(Data extracted from a collection)
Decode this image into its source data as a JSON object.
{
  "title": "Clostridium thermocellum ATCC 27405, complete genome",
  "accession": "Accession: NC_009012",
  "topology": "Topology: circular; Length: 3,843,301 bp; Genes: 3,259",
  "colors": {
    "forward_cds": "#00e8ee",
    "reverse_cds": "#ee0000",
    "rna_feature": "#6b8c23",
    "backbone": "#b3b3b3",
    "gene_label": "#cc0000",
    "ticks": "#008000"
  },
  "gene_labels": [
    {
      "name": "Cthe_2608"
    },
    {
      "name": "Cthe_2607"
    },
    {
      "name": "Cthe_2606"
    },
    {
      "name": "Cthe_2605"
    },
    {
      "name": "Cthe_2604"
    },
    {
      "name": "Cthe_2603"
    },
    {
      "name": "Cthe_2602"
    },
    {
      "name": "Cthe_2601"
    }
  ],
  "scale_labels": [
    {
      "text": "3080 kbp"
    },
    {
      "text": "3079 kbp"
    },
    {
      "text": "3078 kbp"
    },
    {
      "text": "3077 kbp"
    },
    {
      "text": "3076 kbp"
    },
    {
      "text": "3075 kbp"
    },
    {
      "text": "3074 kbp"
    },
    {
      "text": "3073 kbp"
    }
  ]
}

● **Aim of the exercise**: Word for word, restate all of the data shown above.

● **Problem solution**:
Decode this image into its source data as a JSON object.
{
  "title": "Clostridium thermocellum ATCC 27405, complete genome",
  "accession": "Accession: NC_009012",
  "topology": "Topology: circular; Length: 3,843,301 bp; Genes: 3,259",
  "colors": {
    "forward_cds": "#00e8ee",
    "reverse_cds": "#ee0000",
    "rna_feature": "#6b8c23",
    "backbone": "#b3b3b3",
    "gene_label": "#cc0000",
    "ticks": "#008000"
  },
  "gene_labels": [
    {
      "name": "Cthe_2608"
    },
    {
      "name": "Cthe_2607"
    },
    {
      "name": "Cthe_2606"
    },
    {
      "name": "Cthe_2605"
    },
    {
      "name": "Cthe_2604"
    },
    {
      "name": "Cthe_2603"
    },
    {
      "name": "Cthe_2602"
    },
    {
      "name": "Cthe_2601"
    }
  ],
  "scale_labels": [
    {
      "text": "3080 kbp"
    },
    {
      "text": "3079 kbp"
    },
    {
      "text": "3078 kbp"
    },
    {
      "text": "3077 kbp"
    },
    {
      "text": "3076 kbp"
    },
    {
      "text": "3075 kbp"
    },
    {
      "text": "3074 kbp"
    },
    {
      "text": "3073 kbp"
    }
  ]
}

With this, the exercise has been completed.